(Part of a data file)
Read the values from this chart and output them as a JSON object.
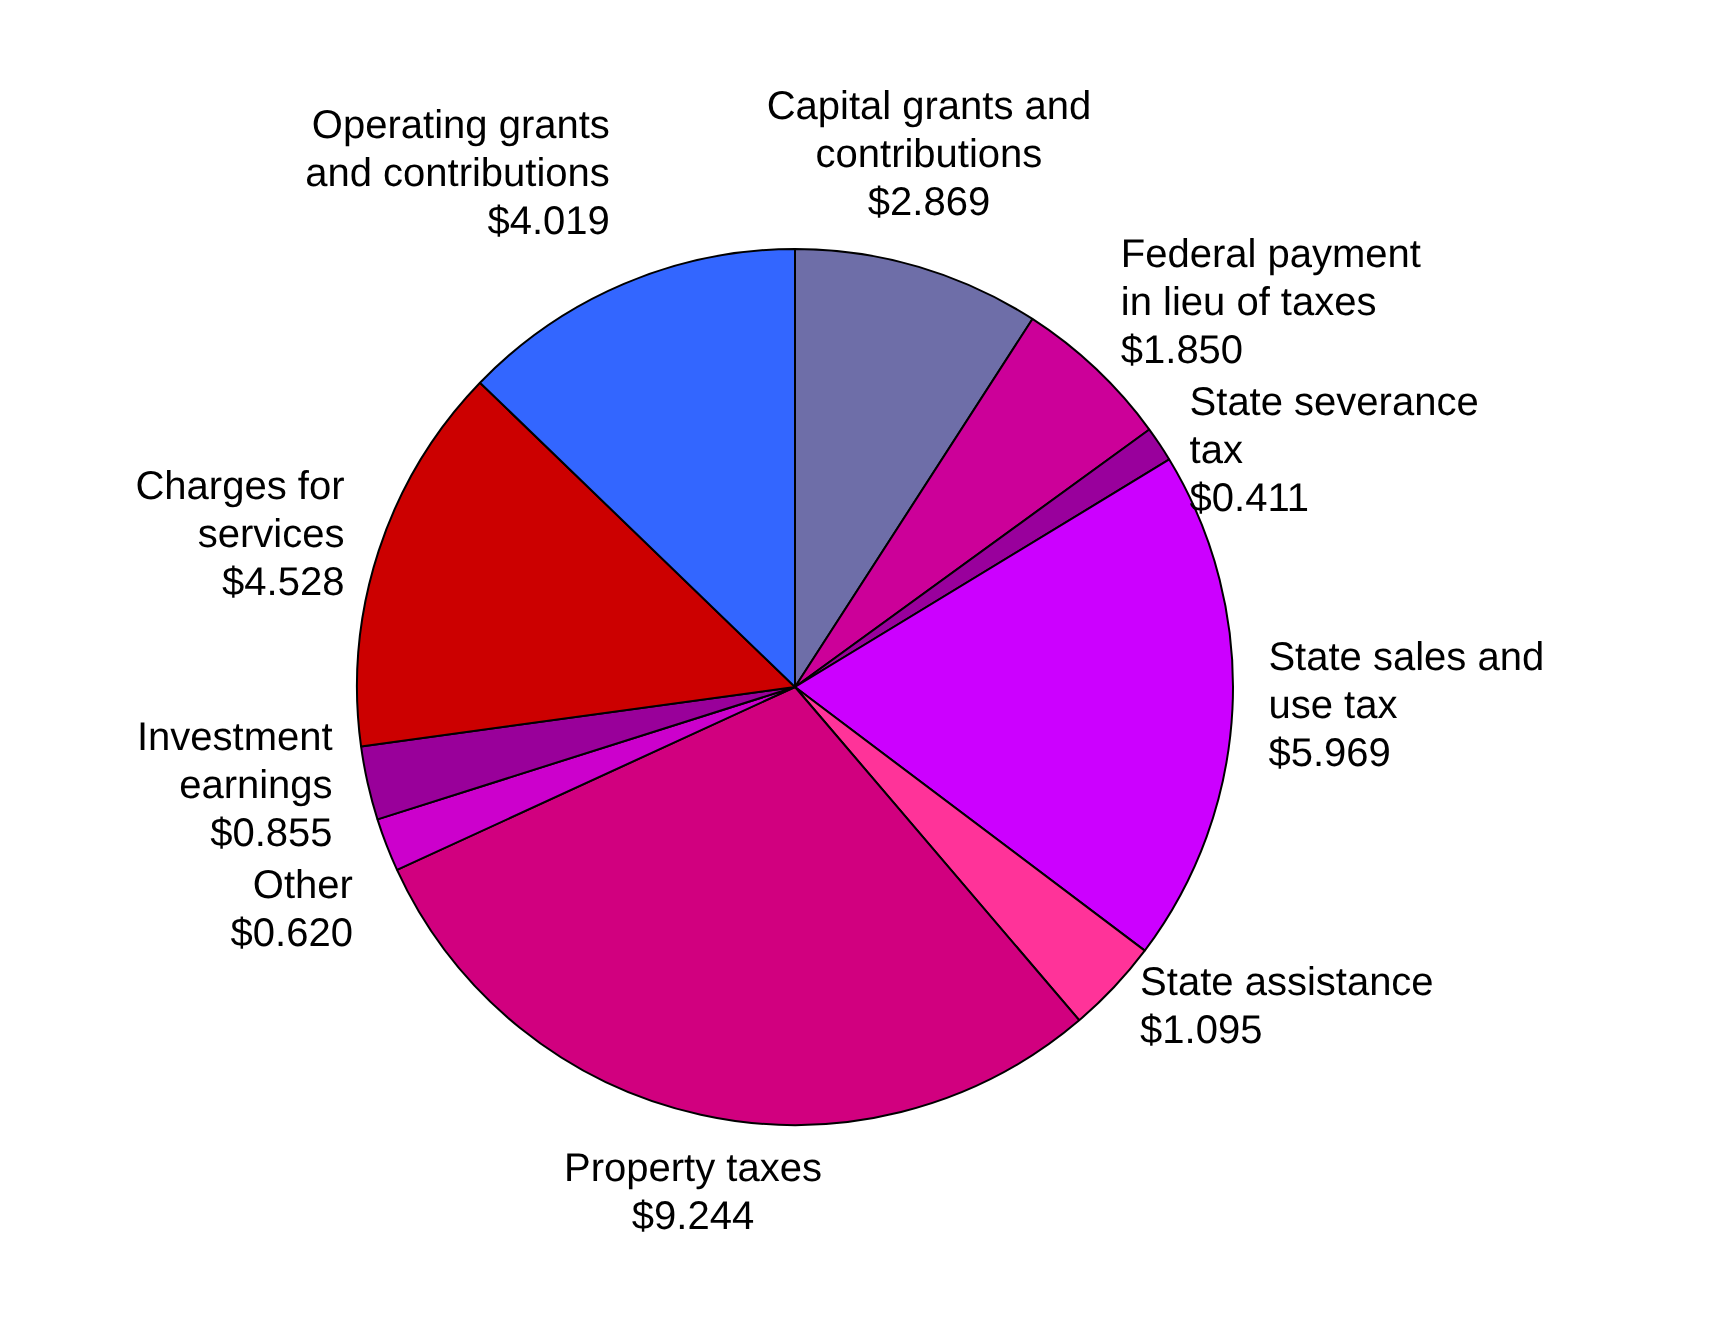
{
  "chart_data": {
    "type": "pie",
    "categories": [
      "Capital grants and contributions",
      "Federal payment in lieu of taxes",
      "State severance tax",
      "State sales and use tax",
      "State assistance",
      "Property taxes",
      "Other",
      "Investment earnings",
      "Charges for services",
      "Operating grants and contributions"
    ],
    "values": [
      2.869,
      1.85,
      0.411,
      5.969,
      1.095,
      9.244,
      0.62,
      0.855,
      4.528,
      4.019
    ],
    "value_labels": [
      "$2.869",
      "$1.850",
      "$0.411",
      "$5.969",
      "$1.095",
      "$9.244",
      "$0.620",
      "$0.855",
      "$4.528",
      "$4.019"
    ],
    "colors": [
      "#6e6ea8",
      "#cc0099",
      "#99009c",
      "#cc00ff",
      "#ff3399",
      "#d1007f",
      "#cc00cc",
      "#99009a",
      "#cc0000",
      "#3366ff"
    ],
    "legend": false
  }
}
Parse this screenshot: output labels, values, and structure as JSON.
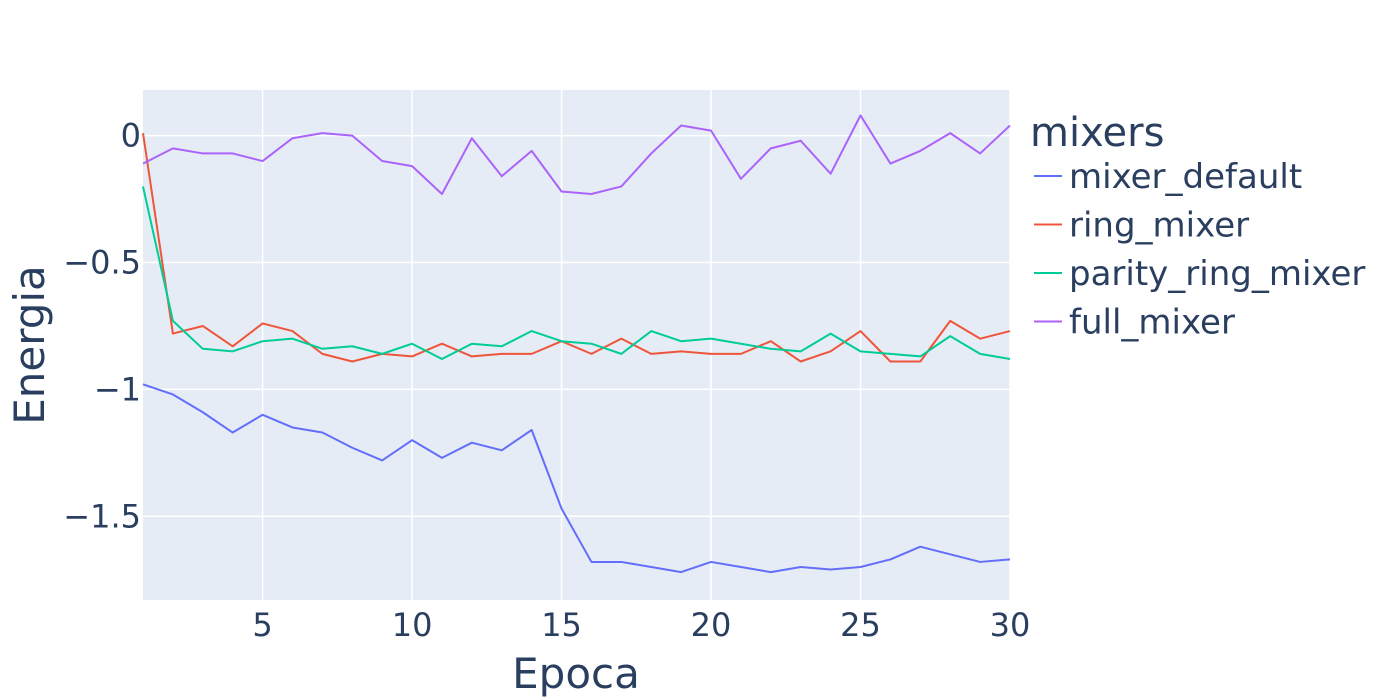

## WHAT THE TASK REQUIRES
Pictures excluded, quote all the data above exactly.

## FINISHED TASK
Read the values from this chart and output them as a JSON object.
{
  "chart_data": {
    "type": "pie",
    "categories": [
      "Capital grants and contributions",
      "Federal payment in lieu of taxes",
      "State severance tax",
      "State sales and use tax",
      "State assistance",
      "Property taxes",
      "Other",
      "Investment earnings",
      "Charges for services",
      "Operating grants and contributions"
    ],
    "values": [
      2.869,
      1.85,
      0.411,
      5.969,
      1.095,
      9.244,
      0.62,
      0.855,
      4.528,
      4.019
    ],
    "value_labels": [
      "$2.869",
      "$1.850",
      "$0.411",
      "$5.969",
      "$1.095",
      "$9.244",
      "$0.620",
      "$0.855",
      "$4.528",
      "$4.019"
    ],
    "colors": [
      "#6e6ea8",
      "#cc0099",
      "#99009c",
      "#cc00ff",
      "#ff3399",
      "#d1007f",
      "#cc00cc",
      "#99009a",
      "#cc0000",
      "#3366ff"
    ],
    "legend": false
  }
}
Parse this screenshot: output labels, values, and structure as JSON.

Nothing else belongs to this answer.